**Required task:** Repeat every record below exactly as it appears.
▼
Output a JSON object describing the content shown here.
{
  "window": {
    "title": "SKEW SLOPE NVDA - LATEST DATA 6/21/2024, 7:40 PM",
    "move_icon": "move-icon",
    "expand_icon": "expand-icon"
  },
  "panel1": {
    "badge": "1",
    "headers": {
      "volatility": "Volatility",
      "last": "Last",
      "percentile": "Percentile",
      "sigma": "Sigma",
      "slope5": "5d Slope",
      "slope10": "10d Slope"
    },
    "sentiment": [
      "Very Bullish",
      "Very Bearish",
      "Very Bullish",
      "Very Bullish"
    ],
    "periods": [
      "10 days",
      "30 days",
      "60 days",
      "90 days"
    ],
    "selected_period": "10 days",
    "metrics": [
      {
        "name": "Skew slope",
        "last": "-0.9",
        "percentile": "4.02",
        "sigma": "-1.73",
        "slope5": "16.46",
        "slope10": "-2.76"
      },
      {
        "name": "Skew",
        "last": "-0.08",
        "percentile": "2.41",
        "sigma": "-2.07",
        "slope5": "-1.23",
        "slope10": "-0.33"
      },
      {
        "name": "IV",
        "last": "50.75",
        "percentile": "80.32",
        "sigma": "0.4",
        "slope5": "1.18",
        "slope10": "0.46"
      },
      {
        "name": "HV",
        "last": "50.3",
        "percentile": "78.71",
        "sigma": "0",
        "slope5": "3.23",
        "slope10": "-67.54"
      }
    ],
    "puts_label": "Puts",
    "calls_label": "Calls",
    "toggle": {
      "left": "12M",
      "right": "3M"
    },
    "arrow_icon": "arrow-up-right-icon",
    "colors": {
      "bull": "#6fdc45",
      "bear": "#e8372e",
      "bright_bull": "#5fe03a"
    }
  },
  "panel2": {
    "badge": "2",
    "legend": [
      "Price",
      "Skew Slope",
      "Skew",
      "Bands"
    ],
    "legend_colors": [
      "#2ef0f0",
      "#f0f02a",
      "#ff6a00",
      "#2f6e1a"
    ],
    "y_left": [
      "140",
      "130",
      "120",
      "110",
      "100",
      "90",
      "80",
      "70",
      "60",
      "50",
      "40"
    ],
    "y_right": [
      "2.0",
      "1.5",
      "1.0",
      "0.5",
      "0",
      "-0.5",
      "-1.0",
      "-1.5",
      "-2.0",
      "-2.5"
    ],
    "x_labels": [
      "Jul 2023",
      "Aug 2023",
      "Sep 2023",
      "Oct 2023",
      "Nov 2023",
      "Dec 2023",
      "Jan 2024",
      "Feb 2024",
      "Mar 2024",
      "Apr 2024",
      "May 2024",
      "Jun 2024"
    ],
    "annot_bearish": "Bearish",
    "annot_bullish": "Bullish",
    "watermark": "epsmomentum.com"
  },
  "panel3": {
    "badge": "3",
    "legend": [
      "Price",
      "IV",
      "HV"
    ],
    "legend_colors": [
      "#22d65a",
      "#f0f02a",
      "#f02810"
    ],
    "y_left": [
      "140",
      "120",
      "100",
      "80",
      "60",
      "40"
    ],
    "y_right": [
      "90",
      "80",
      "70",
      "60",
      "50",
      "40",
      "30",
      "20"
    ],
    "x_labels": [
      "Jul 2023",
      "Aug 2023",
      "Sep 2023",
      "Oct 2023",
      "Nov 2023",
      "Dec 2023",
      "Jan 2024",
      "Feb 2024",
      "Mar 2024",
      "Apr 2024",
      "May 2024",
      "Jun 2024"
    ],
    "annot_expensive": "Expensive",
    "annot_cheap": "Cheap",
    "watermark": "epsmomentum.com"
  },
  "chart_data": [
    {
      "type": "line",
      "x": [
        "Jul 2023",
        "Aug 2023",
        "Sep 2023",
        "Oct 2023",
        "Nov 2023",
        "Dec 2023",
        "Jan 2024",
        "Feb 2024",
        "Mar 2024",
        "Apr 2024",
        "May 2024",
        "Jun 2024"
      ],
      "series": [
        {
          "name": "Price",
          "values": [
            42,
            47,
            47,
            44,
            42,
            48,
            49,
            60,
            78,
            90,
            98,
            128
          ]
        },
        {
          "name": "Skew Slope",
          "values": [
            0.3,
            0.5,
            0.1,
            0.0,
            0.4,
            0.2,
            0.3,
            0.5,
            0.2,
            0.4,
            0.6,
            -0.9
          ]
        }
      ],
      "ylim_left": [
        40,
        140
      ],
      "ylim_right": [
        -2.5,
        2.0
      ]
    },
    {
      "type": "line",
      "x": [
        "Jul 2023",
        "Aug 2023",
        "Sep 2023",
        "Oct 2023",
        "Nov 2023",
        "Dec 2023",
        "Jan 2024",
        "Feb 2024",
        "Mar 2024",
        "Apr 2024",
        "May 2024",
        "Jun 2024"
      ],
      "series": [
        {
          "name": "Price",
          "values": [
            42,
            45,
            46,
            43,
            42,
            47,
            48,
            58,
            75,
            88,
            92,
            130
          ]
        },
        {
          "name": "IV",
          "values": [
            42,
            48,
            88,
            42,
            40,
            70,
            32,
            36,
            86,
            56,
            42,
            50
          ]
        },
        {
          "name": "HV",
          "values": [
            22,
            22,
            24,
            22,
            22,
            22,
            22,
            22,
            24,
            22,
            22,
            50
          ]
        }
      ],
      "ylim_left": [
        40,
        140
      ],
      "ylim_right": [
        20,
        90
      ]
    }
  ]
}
▲
**Task solution:**
Output a JSON object describing the content shown here.
{
  "window": {
    "title": "SKEW SLOPE NVDA - LATEST DATA 6/21/2024, 7:40 PM",
    "move_icon": "move-icon",
    "expand_icon": "expand-icon"
  },
  "panel1": {
    "badge": "1",
    "headers": {
      "volatility": "Volatility",
      "last": "Last",
      "percentile": "Percentile",
      "sigma": "Sigma",
      "slope5": "5d Slope",
      "slope10": "10d Slope"
    },
    "sentiment": [
      "Very Bullish",
      "Very Bearish",
      "Very Bullish",
      "Very Bullish"
    ],
    "periods": [
      "10 days",
      "30 days",
      "60 days",
      "90 days"
    ],
    "selected_period": "10 days",
    "metrics": [
      {
        "name": "Skew slope",
        "last": "-0.9",
        "percentile": "4.02",
        "sigma": "-1.73",
        "slope5": "16.46",
        "slope10": "-2.76"
      },
      {
        "name": "Skew",
        "last": "-0.08",
        "percentile": "2.41",
        "sigma": "-2.07",
        "slope5": "-1.23",
        "slope10": "-0.33"
      },
      {
        "name": "IV",
        "last": "50.75",
        "percentile": "80.32",
        "sigma": "0.4",
        "slope5": "1.18",
        "slope10": "0.46"
      },
      {
        "name": "HV",
        "last": "50.3",
        "percentile": "78.71",
        "sigma": "0",
        "slope5": "3.23",
        "slope10": "-67.54"
      }
    ],
    "puts_label": "Puts",
    "calls_label": "Calls",
    "toggle": {
      "left": "12M",
      "right": "3M"
    },
    "arrow_icon": "arrow-up-right-icon",
    "colors": {
      "bull": "#6fdc45",
      "bear": "#e8372e",
      "bright_bull": "#5fe03a"
    }
  },
  "panel2": {
    "badge": "2",
    "legend": [
      "Price",
      "Skew Slope",
      "Skew",
      "Bands"
    ],
    "legend_colors": [
      "#2ef0f0",
      "#f0f02a",
      "#ff6a00",
      "#2f6e1a"
    ],
    "y_left": [
      "140",
      "130",
      "120",
      "110",
      "100",
      "90",
      "80",
      "70",
      "60",
      "50",
      "40"
    ],
    "y_right": [
      "2.0",
      "1.5",
      "1.0",
      "0.5",
      "0",
      "-0.5",
      "-1.0",
      "-1.5",
      "-2.0",
      "-2.5"
    ],
    "x_labels": [
      "Jul 2023",
      "Aug 2023",
      "Sep 2023",
      "Oct 2023",
      "Nov 2023",
      "Dec 2023",
      "Jan 2024",
      "Feb 2024",
      "Mar 2024",
      "Apr 2024",
      "May 2024",
      "Jun 2024"
    ],
    "annot_bearish": "Bearish",
    "annot_bullish": "Bullish",
    "watermark": "epsmomentum.com"
  },
  "panel3": {
    "badge": "3",
    "legend": [
      "Price",
      "IV",
      "HV"
    ],
    "legend_colors": [
      "#22d65a",
      "#f0f02a",
      "#f02810"
    ],
    "y_left": [
      "140",
      "120",
      "100",
      "80",
      "60",
      "40"
    ],
    "y_right": [
      "90",
      "80",
      "70",
      "60",
      "50",
      "40",
      "30",
      "20"
    ],
    "x_labels": [
      "Jul 2023",
      "Aug 2023",
      "Sep 2023",
      "Oct 2023",
      "Nov 2023",
      "Dec 2023",
      "Jan 2024",
      "Feb 2024",
      "Mar 2024",
      "Apr 2024",
      "May 2024",
      "Jun 2024"
    ],
    "annot_expensive": "Expensive",
    "annot_cheap": "Cheap",
    "watermark": "epsmomentum.com"
  },
  "chart_data": [
    {
      "type": "line",
      "x": [
        "Jul 2023",
        "Aug 2023",
        "Sep 2023",
        "Oct 2023",
        "Nov 2023",
        "Dec 2023",
        "Jan 2024",
        "Feb 2024",
        "Mar 2024",
        "Apr 2024",
        "May 2024",
        "Jun 2024"
      ],
      "series": [
        {
          "name": "Price",
          "values": [
            42,
            47,
            47,
            44,
            42,
            48,
            49,
            60,
            78,
            90,
            98,
            128
          ]
        },
        {
          "name": "Skew Slope",
          "values": [
            0.3,
            0.5,
            0.1,
            0.0,
            0.4,
            0.2,
            0.3,
            0.5,
            0.2,
            0.4,
            0.6,
            -0.9
          ]
        }
      ],
      "ylim_left": [
        40,
        140
      ],
      "ylim_right": [
        -2.5,
        2.0
      ]
    },
    {
      "type": "line",
      "x": [
        "Jul 2023",
        "Aug 2023",
        "Sep 2023",
        "Oct 2023",
        "Nov 2023",
        "Dec 2023",
        "Jan 2024",
        "Feb 2024",
        "Mar 2024",
        "Apr 2024",
        "May 2024",
        "Jun 2024"
      ],
      "series": [
        {
          "name": "Price",
          "values": [
            42,
            45,
            46,
            43,
            42,
            47,
            48,
            58,
            75,
            88,
            92,
            130
          ]
        },
        {
          "name": "IV",
          "values": [
            42,
            48,
            88,
            42,
            40,
            70,
            32,
            36,
            86,
            56,
            42,
            50
          ]
        },
        {
          "name": "HV",
          "values": [
            22,
            22,
            24,
            22,
            22,
            22,
            22,
            22,
            24,
            22,
            22,
            50
          ]
        }
      ],
      "ylim_left": [
        40,
        140
      ],
      "ylim_right": [
        20,
        90
      ]
    }
  ]
}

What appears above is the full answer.